─── MATERIAL SHOWN ───

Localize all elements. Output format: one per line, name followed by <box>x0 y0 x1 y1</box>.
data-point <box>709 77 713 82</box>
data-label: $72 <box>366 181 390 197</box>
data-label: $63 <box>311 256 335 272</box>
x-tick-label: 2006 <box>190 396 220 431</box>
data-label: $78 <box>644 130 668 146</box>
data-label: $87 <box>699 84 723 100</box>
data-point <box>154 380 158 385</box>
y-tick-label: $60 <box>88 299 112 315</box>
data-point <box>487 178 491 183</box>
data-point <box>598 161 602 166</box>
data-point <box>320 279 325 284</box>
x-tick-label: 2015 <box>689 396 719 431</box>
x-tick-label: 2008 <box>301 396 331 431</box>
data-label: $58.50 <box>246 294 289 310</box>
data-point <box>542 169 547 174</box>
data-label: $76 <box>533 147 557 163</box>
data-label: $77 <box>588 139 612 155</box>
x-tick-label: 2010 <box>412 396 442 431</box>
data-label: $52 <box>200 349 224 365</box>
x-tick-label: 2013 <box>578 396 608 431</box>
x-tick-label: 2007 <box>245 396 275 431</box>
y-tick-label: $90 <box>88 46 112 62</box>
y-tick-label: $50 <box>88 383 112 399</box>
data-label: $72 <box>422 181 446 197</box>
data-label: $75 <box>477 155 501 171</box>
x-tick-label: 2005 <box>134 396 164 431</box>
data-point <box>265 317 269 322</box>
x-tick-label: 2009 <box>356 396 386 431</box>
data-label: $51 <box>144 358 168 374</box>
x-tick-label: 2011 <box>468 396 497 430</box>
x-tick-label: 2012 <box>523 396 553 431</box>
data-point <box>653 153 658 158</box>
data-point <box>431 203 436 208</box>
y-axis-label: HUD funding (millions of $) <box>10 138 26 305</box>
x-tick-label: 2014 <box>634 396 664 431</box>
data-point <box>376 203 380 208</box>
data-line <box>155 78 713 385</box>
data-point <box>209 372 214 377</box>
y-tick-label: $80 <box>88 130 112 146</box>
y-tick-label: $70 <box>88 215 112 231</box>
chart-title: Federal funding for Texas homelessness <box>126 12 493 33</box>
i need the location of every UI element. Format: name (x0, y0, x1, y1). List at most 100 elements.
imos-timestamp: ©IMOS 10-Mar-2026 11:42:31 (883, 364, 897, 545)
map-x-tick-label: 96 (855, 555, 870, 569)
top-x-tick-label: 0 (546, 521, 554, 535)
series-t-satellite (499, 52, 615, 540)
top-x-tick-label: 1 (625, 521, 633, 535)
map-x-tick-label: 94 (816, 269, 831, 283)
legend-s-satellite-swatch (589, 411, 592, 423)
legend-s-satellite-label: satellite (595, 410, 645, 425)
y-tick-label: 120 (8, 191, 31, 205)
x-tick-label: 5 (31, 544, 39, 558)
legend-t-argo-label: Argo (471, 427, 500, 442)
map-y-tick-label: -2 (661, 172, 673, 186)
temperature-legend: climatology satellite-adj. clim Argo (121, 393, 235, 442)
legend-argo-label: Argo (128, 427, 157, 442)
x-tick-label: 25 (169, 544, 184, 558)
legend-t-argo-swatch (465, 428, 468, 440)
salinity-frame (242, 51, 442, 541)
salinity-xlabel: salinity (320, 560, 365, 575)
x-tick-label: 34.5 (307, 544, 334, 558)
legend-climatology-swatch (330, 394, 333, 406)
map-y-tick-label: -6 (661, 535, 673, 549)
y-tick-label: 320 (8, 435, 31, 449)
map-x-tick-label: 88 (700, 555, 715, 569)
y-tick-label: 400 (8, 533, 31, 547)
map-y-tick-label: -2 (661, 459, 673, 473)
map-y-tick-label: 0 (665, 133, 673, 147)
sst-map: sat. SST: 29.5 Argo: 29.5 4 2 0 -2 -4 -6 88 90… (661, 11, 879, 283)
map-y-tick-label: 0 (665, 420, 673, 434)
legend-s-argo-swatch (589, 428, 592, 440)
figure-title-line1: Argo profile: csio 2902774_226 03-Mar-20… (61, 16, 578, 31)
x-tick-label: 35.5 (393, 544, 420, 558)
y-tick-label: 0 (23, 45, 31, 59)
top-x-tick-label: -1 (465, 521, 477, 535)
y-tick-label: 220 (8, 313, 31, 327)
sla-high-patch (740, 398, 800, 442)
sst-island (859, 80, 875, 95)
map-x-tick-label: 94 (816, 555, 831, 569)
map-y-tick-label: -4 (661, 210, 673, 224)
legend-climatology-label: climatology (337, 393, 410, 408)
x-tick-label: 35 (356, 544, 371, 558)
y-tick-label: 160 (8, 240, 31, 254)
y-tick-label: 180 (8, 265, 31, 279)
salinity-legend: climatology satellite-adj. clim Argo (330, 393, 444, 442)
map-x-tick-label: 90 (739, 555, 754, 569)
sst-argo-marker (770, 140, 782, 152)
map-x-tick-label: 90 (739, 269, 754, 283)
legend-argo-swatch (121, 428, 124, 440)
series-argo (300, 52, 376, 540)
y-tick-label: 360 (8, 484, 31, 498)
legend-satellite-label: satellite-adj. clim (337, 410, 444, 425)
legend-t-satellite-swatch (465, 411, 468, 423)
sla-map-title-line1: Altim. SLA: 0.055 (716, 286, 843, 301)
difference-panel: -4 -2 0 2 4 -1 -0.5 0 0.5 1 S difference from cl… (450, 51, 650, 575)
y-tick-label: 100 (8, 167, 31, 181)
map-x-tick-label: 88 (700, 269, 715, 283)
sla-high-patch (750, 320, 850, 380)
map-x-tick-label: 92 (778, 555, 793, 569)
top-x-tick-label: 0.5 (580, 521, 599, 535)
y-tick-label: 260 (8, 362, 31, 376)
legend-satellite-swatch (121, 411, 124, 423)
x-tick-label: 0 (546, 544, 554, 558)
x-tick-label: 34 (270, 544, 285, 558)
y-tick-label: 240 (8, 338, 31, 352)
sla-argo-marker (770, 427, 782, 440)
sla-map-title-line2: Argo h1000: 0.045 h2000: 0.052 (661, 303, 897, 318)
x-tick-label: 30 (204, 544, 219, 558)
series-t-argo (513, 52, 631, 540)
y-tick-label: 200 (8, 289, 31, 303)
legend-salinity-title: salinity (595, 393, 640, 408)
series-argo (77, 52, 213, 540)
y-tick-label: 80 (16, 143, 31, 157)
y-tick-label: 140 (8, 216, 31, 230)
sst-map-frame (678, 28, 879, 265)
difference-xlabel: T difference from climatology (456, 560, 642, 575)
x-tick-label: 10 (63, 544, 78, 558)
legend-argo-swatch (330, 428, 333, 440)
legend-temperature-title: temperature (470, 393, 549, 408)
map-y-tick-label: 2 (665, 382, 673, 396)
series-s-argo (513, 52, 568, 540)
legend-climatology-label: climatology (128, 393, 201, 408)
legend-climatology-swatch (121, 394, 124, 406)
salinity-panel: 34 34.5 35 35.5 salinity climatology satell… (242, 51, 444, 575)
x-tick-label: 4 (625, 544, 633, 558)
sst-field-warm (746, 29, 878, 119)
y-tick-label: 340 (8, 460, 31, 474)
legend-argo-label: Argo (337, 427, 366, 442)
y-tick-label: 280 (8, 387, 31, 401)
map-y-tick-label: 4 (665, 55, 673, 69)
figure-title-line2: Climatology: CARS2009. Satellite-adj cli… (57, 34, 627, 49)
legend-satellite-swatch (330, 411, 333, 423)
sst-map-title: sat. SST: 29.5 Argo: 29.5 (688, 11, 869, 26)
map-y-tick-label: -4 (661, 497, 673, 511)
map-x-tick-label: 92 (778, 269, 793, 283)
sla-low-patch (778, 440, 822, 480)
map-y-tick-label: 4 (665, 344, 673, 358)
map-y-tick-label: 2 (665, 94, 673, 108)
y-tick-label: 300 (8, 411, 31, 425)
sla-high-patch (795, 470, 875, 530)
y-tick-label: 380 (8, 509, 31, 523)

───

• [TASK OBJECTIVE]: Reproduce verbatim the rows that begin at the start of the rows and run through the line with "x-tick-label: 2015 <box>689 396 719 431</box>", including that line.

• [FULL ANSWER]:
Localize all elements. Output format: one per line, name followed by <box>x0 y0 x1 y1</box>.
data-point <box>709 77 713 82</box>
data-label: $72 <box>366 181 390 197</box>
data-label: $63 <box>311 256 335 272</box>
x-tick-label: 2006 <box>190 396 220 431</box>
data-label: $78 <box>644 130 668 146</box>
data-label: $87 <box>699 84 723 100</box>
data-point <box>154 380 158 385</box>
y-tick-label: $60 <box>88 299 112 315</box>
data-point <box>487 178 491 183</box>
data-point <box>598 161 602 166</box>
data-point <box>320 279 325 284</box>
x-tick-label: 2015 <box>689 396 719 431</box>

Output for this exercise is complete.